# What you should do
Skip the pictures. Reproduce all other material exactly.

[Data excerpts]
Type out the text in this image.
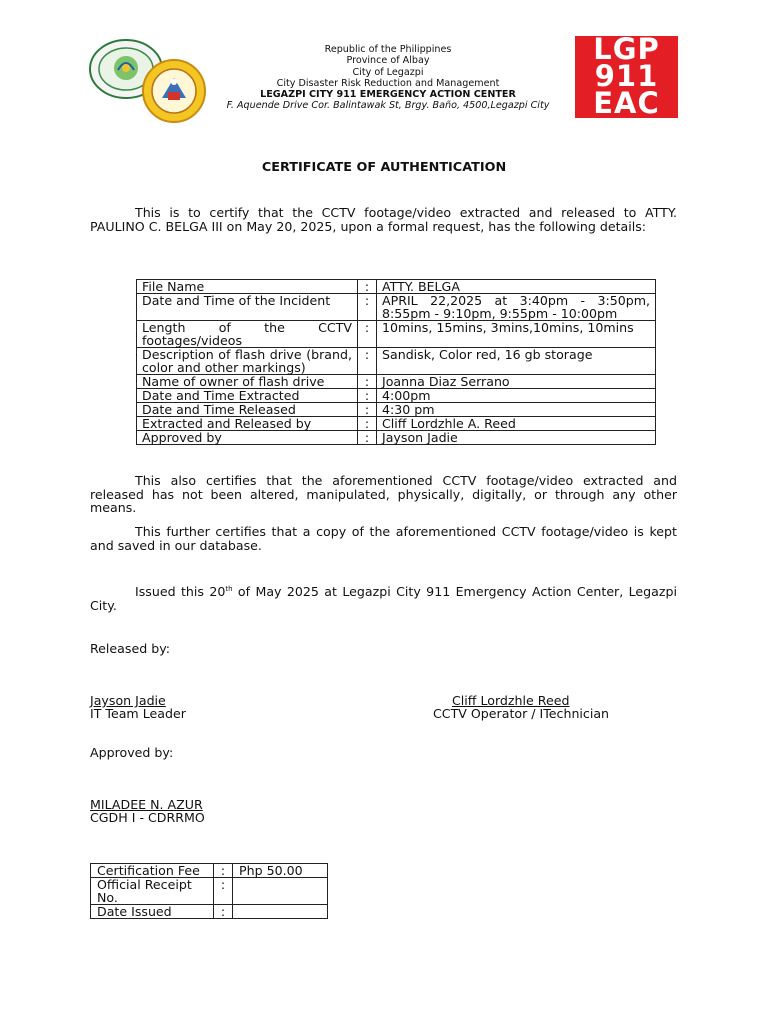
Republic of the Philippines
Province of Albay
City of Legazpi
City Disaster Risk Reduction and Management
LEGAZPI CITY 911 EMERGENCY ACTION CENTER
F. Aquende Drive Cor. Balintawak St, Brgy. Baño, 4500,Legazpi City
LGP
911
EAC
CERTIFICATE OF AUTHENTICATION
This is to certify that the CCTV footage/video extracted and released to ATTY. PAULINO C. BELGA III on May 20, 2025, upon a formal request, has the following details:
File Name	:	ATTY. BELGA
Date and Time of the Incident	:	APRIL 22,2025 at 3:40pm - 3:50pm, 8:55pm - 9:10pm, 9:55pm - 10:00pm
Length of the CCTV footages/videos	:	10mins, 15mins, 3mins,10mins, 10mins
Description of flash drive (brand, color and other markings)	:	Sandisk, Color red, 16 gb storage
Name of owner of flash drive	:	Joanna Diaz Serrano
Date and Time Extracted	:	4:00pm
Date and Time Released	:	4:30 pm
Extracted and Released by	:	Cliff Lordzhle A. Reed
Approved by	:	Jayson Jadie
This also certifies that the aforementioned CCTV footage/video extracted and released has not been altered, manipulated, physically, digitally, or through any other means.
This further certifies that a copy of the aforementioned CCTV footage/video is kept and saved in our database.
Issued this 20th of May 2025 at Legazpi City 911 Emergency Action Center, Legazpi City.
Released by:
Jayson Jadie
IT Team Leader
Cliff Lordzhle Reed
CCTV Operator / ITechnician
Approved by:
MILADEE N. AZUR
CGDH I - CDRRMO
Certification Fee	:	Php 50.00
Official Receipt No.	:	
Date Issued	:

# Answer to the problem
Type out the text in this image.
Republic of the Philippines
Province of Albay
City of Legazpi
City Disaster Risk Reduction and Management
LEGAZPI CITY 911 EMERGENCY ACTION CENTER
F. Aquende Drive Cor. Balintawak St, Brgy. Baño, 4500,Legazpi City
LGP
911
EAC
CERTIFICATE OF AUTHENTICATION
This is to certify that the CCTV footage/video extracted and released to ATTY. PAULINO C. BELGA III on May 20, 2025, upon a formal request, has the following details:
File Name	:	ATTY. BELGA
Date and Time of the Incident	:	APRIL 22,2025 at 3:40pm - 3:50pm, 8:55pm - 9:10pm, 9:55pm - 10:00pm
Length of the CCTV footages/videos	:	10mins, 15mins, 3mins,10mins, 10mins
Description of flash drive (brand, color and other markings)	:	Sandisk, Color red, 16 gb storage
Name of owner of flash drive	:	Joanna Diaz Serrano
Date and Time Extracted	:	4:00pm
Date and Time Released	:	4:30 pm
Extracted and Released by	:	Cliff Lordzhle A. Reed
Approved by	:	Jayson Jadie
This also certifies that the aforementioned CCTV footage/video extracted and released has not been altered, manipulated, physically, digitally, or through any other means.
This further certifies that a copy of the aforementioned CCTV footage/video is kept and saved in our database.
Issued this 20th of May 2025 at Legazpi City 911 Emergency Action Center, Legazpi City.
Released by:
Jayson Jadie
IT Team Leader
Cliff Lordzhle Reed
CCTV Operator / ITechnician
Approved by:
MILADEE N. AZUR
CGDH I - CDRRMO
Certification Fee	:	Php 50.00
Official Receipt No.	:	
Date Issued	:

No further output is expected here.